**Objective**
Pick out all lines of the entries that include the word "people" and copy them.

[Saved data entries]
====================

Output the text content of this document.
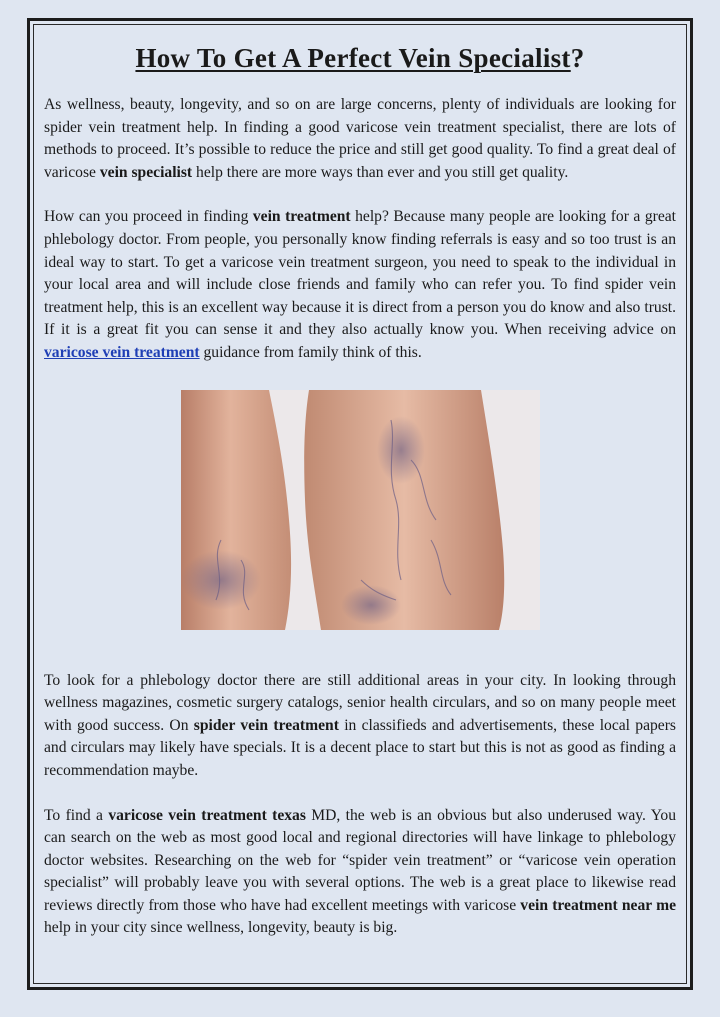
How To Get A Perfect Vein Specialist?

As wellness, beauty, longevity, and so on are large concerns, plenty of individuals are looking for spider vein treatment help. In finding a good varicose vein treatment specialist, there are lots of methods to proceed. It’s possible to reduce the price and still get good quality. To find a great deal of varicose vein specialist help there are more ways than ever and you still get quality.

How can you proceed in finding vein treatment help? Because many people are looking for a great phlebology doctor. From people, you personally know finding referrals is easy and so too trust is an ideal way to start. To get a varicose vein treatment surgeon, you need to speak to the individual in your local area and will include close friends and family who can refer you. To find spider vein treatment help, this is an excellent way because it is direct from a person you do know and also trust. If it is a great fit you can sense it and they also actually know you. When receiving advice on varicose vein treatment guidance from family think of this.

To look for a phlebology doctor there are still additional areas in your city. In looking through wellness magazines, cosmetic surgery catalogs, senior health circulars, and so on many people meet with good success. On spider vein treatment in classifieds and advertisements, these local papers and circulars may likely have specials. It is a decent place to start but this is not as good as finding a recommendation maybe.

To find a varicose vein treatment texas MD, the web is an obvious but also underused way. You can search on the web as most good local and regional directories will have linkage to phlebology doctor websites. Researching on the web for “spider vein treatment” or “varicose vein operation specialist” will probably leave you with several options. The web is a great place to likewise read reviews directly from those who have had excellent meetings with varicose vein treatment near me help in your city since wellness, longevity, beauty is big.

====================

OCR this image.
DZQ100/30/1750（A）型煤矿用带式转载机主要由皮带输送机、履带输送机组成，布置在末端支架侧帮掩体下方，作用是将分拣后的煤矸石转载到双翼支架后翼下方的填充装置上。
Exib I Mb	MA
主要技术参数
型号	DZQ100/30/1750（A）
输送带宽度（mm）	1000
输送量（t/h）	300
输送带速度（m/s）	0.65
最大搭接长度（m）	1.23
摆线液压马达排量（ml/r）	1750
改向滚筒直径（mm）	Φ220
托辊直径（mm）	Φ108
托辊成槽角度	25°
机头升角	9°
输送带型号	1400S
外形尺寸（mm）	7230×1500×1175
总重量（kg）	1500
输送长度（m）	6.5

====================

**Task answer**
How can you proceed in finding vein treatment help? Because many people are looking for a great phlebology doctor. From people, you personally know finding referrals is easy and so too trust is an ideal way to start. To get a varicose vein treatment surgeon, you need to speak to the individual in your local area and will include close friends and family who can refer you. To find spider vein treatment help, this is an excellent way because it is direct from a person you do know and also trust. If it is a great fit you can sense it and they also actually know you. When receiving advice on varicose vein treatment guidance from family think of this.
To look for a phlebology doctor there are still additional areas in your city. In looking through wellness magazines, cosmetic surgery catalogs, senior health circulars, and so on many people meet with good success. On spider vein treatment in classifieds and advertisements, these local papers and circulars may likely have specials. It is a decent place to start but this is not as good as finding a recommendation maybe.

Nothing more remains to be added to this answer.